Start

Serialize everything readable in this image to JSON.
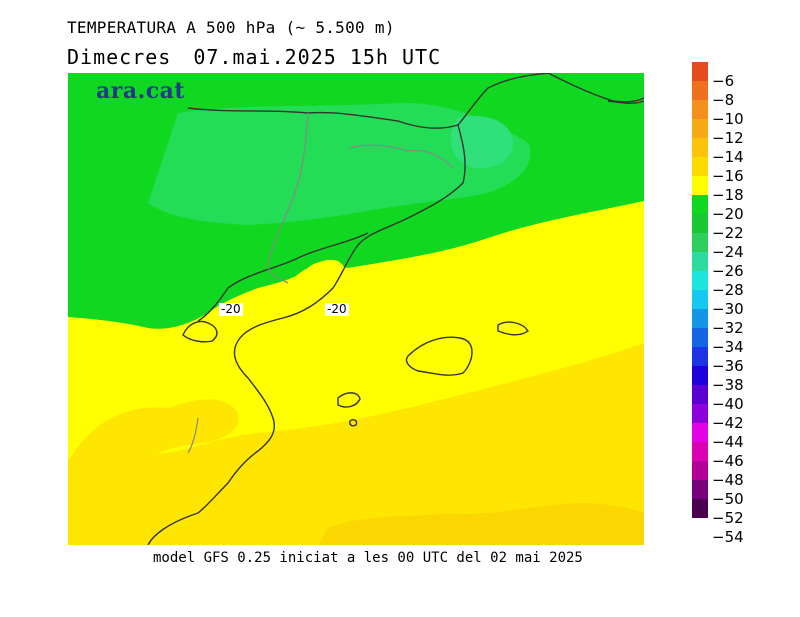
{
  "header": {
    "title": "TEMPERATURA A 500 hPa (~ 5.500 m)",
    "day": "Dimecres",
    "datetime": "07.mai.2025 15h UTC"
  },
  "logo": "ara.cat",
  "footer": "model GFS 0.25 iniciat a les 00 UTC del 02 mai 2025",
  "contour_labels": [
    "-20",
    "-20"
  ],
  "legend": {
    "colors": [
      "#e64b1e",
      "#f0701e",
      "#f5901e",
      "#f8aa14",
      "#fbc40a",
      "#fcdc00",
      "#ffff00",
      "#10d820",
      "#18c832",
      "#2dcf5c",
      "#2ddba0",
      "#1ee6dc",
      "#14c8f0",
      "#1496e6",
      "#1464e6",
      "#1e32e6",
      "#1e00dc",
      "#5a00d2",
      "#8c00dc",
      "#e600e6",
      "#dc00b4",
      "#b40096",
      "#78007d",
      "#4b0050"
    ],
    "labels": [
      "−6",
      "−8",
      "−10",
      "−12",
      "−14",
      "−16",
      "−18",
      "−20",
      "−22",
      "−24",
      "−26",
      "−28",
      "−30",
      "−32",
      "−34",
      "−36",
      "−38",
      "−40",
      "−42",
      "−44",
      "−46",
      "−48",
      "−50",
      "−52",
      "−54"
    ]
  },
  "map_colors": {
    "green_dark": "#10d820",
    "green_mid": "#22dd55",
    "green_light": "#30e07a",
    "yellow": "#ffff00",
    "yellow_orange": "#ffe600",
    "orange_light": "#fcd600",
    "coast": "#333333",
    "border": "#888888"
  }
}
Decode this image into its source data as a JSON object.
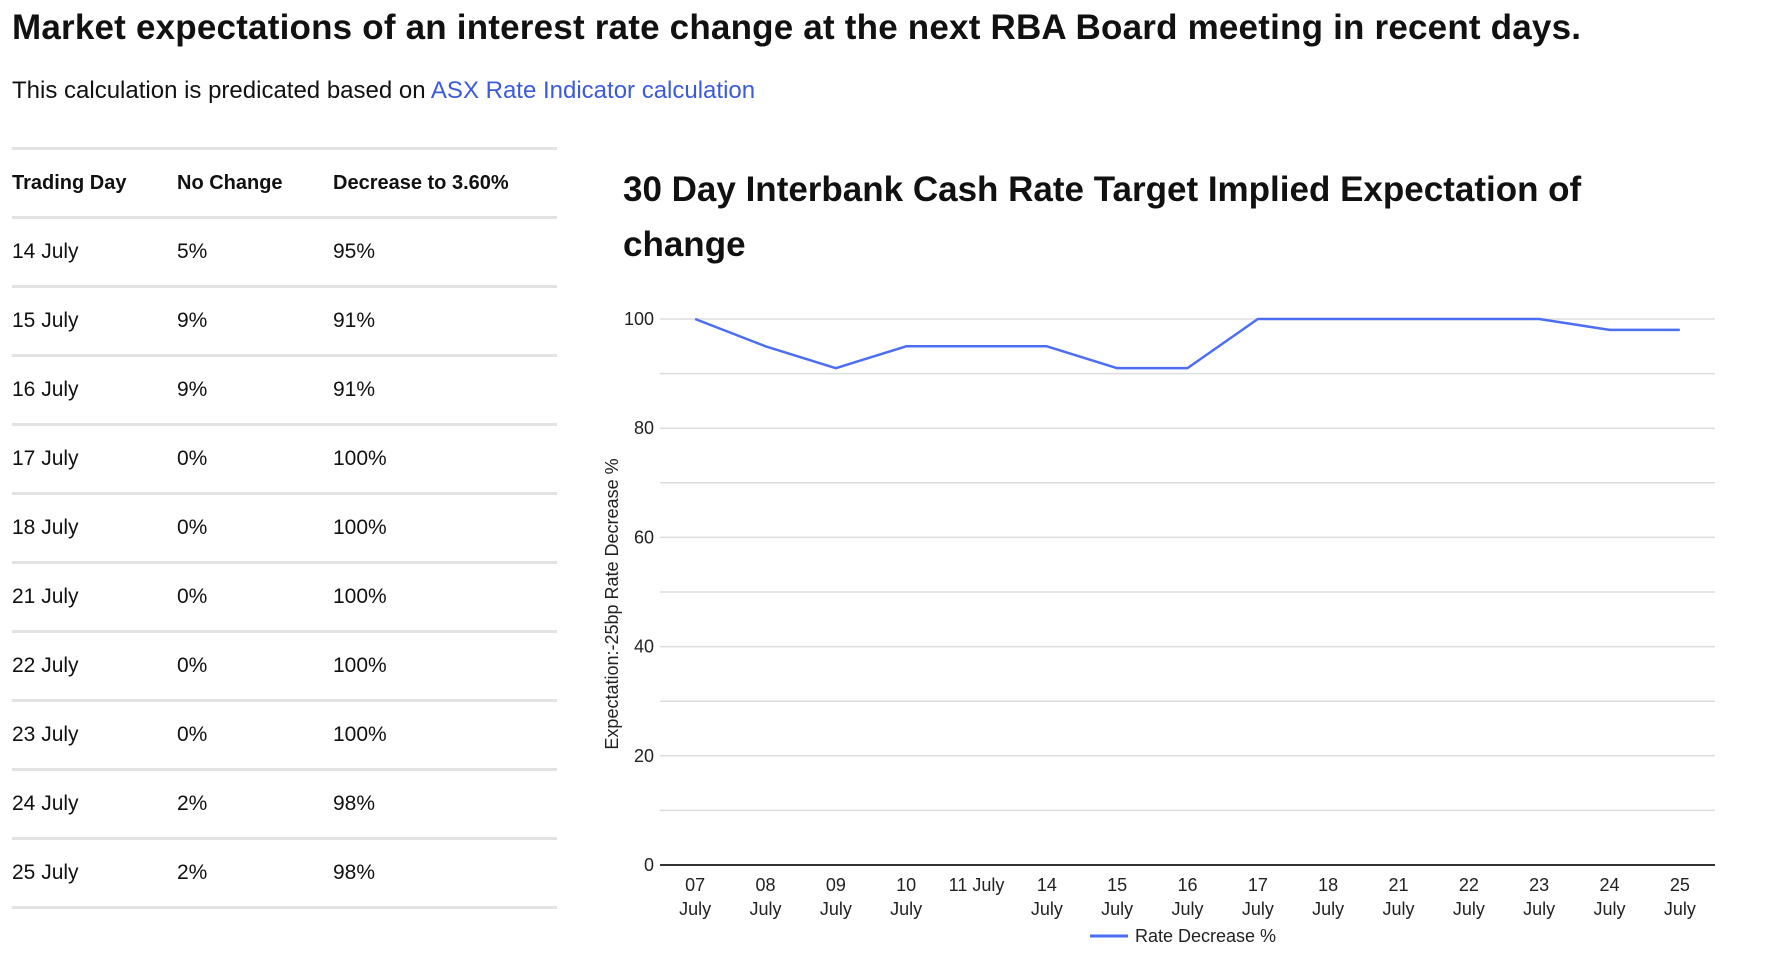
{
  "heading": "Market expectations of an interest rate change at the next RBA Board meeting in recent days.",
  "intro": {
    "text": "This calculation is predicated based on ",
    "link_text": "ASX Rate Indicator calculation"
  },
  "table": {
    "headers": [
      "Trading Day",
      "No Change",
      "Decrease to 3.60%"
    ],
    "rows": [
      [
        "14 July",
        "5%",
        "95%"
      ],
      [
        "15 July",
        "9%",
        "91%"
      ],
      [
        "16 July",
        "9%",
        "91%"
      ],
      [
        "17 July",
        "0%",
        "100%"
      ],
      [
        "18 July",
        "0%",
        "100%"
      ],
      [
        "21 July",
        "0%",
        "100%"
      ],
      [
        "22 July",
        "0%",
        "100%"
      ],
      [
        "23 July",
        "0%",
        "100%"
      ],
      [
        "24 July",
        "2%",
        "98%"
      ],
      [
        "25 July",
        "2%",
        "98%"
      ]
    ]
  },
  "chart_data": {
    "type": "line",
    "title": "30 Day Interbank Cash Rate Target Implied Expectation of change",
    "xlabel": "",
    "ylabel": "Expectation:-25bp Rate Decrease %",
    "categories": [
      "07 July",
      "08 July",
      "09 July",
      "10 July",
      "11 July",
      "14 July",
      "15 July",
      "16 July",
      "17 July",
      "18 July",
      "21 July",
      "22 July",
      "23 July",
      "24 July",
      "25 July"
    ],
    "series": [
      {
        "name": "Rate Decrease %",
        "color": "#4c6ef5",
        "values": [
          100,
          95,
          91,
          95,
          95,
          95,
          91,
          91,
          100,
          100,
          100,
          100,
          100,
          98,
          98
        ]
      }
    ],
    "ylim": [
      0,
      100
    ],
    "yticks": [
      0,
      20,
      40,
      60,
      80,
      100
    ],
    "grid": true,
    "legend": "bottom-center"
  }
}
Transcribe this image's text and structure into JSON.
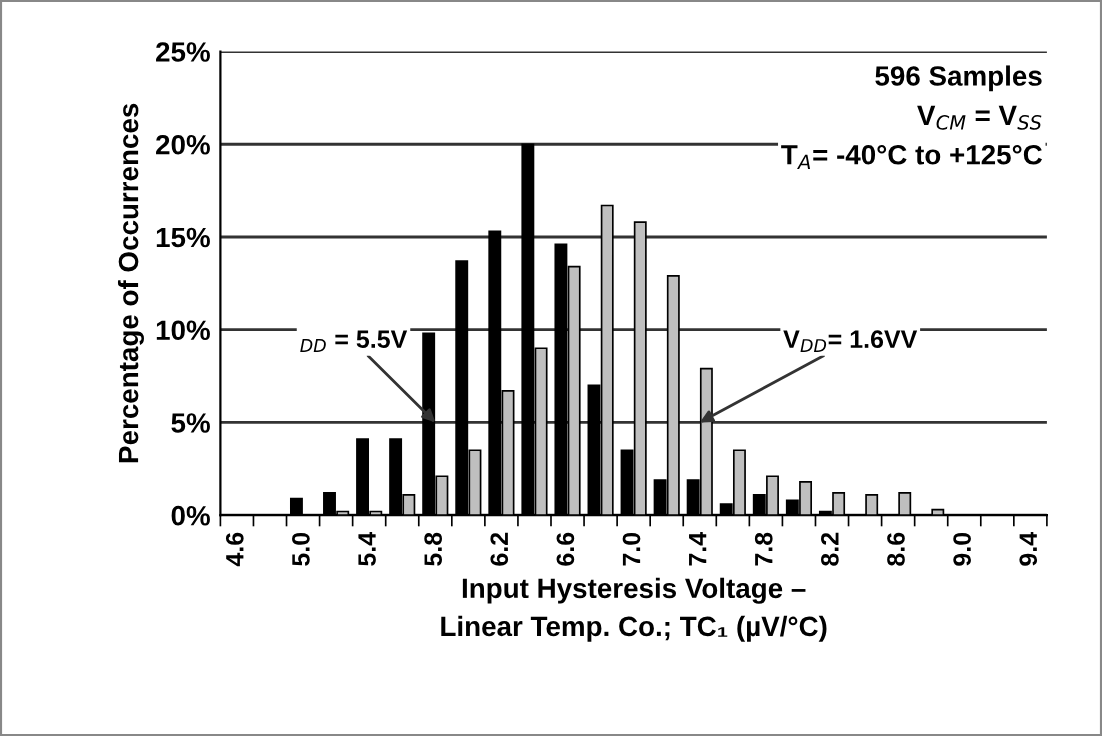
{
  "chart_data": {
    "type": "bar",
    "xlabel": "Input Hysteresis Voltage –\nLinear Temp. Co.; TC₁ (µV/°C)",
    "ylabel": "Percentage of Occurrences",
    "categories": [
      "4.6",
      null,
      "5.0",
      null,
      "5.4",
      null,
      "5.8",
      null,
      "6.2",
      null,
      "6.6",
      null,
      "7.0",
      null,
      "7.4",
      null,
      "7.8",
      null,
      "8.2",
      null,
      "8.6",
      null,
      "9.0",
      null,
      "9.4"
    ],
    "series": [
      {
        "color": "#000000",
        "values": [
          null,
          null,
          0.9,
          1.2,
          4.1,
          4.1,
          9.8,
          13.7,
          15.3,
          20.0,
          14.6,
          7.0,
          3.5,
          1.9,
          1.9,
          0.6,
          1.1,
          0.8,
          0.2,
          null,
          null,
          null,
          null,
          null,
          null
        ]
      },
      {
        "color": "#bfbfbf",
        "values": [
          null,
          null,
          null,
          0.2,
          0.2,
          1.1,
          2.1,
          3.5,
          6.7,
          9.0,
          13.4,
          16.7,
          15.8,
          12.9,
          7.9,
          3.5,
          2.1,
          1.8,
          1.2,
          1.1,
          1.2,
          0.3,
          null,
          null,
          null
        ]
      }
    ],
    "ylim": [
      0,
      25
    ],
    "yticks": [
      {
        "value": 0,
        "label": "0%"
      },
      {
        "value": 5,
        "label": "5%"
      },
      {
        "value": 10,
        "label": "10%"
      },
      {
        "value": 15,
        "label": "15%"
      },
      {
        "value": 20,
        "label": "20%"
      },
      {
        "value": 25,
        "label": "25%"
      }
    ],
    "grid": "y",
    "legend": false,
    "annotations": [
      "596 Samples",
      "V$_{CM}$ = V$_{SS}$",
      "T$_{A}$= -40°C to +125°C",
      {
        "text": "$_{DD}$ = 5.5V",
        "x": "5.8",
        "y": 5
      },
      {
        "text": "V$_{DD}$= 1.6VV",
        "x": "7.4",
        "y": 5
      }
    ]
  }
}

End

▸ Given problem
Pull every line holding "legend" out of the records.

▸ Complete output
  "legend": {
    "legend": "bottom-center"
    "legend": false,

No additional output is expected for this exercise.